## DIRECTIONS FOR THIS TASK
Extract each line of the records below that contains the word "bladed".

--- Start of INFORMATION SHOWN ---

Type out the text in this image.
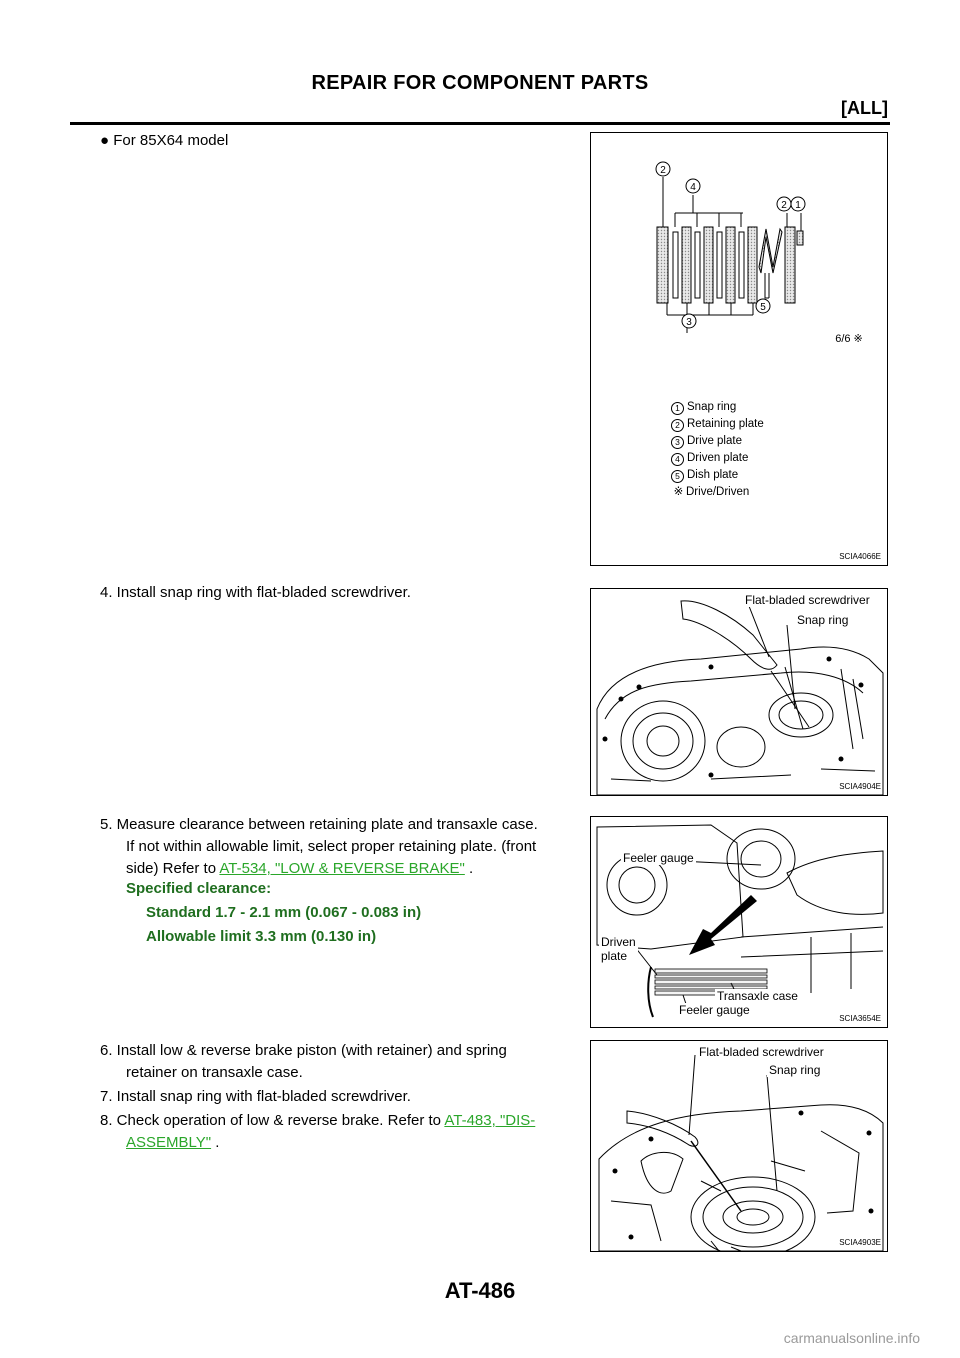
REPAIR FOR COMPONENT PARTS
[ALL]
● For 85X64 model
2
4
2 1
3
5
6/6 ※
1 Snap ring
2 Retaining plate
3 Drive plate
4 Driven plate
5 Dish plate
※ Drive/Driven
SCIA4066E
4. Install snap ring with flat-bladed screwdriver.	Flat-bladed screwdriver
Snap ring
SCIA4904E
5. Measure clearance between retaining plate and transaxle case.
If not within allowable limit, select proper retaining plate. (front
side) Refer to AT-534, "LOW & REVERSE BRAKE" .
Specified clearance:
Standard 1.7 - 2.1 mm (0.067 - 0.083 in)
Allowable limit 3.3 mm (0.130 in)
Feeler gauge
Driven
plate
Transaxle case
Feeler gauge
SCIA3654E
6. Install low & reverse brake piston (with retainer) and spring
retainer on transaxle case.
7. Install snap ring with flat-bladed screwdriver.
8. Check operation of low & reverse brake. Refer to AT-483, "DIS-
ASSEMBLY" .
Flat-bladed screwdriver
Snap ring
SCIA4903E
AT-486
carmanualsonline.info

--- End of INFORMATION SHOWN ---
--- Start of INFORMATION SHOWN ---

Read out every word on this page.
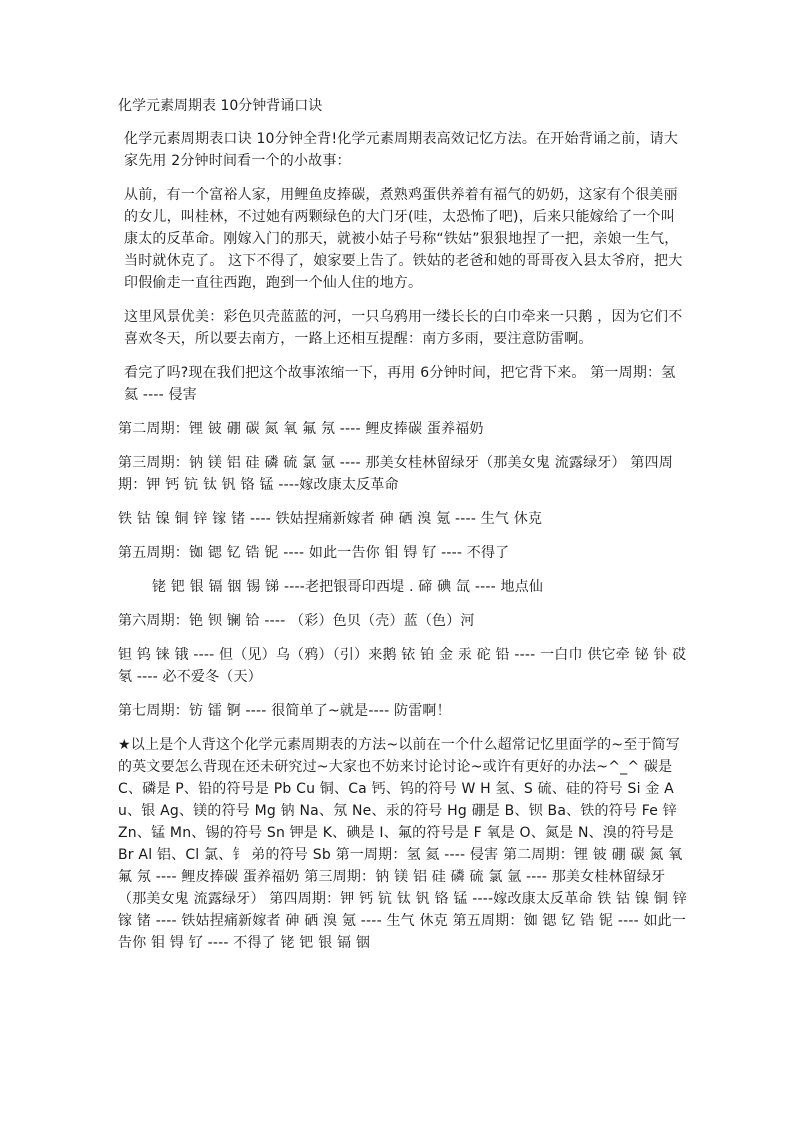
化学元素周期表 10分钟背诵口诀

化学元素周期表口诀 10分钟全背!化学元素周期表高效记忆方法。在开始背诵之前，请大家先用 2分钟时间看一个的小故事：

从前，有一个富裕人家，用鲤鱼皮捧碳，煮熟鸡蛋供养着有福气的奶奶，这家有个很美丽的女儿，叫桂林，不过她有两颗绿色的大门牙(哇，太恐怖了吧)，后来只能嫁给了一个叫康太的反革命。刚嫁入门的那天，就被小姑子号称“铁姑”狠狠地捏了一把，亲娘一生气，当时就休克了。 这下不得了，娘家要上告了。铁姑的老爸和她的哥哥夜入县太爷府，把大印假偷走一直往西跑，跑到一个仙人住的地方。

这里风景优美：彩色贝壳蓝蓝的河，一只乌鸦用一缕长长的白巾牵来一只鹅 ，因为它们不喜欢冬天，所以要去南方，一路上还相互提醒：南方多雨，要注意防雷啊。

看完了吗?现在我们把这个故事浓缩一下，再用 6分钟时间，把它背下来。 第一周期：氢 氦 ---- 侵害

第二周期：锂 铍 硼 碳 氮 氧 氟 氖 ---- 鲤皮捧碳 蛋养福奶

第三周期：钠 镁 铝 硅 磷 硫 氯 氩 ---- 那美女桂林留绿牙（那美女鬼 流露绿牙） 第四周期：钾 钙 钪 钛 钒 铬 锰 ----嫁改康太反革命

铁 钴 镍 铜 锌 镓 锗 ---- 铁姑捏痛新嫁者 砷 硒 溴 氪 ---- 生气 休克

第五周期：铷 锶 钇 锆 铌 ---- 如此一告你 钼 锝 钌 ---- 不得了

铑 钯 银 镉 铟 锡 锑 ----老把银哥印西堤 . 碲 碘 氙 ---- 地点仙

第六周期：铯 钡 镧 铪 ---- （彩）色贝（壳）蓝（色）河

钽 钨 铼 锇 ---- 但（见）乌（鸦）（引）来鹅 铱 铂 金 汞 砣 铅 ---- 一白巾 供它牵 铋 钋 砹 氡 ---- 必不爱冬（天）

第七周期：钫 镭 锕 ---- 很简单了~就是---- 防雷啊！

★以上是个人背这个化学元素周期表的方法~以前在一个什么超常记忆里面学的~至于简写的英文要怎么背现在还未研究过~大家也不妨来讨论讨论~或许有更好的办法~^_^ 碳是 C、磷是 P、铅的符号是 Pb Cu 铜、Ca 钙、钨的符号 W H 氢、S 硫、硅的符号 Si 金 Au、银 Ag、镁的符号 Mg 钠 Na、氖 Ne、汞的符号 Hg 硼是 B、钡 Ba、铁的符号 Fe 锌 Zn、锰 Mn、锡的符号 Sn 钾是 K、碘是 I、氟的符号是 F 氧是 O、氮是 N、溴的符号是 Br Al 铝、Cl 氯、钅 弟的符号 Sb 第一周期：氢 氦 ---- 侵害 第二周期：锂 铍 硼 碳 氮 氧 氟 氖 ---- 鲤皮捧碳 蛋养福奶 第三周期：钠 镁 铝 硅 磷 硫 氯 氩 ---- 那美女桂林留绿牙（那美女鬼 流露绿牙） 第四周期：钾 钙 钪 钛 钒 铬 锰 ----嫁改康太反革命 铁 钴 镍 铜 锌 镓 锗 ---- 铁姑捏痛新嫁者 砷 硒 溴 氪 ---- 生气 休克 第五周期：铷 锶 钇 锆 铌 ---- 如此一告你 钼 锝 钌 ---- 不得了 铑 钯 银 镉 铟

--- End of INFORMATION SHOWN ---

## RESPONSE TO THE EXERCISE
4. Install snap ring with flat-bladed screwdriver.	Flat-bladed screwdriver
7. Install snap ring with flat-bladed screwdriver.
Flat-bladed screwdriver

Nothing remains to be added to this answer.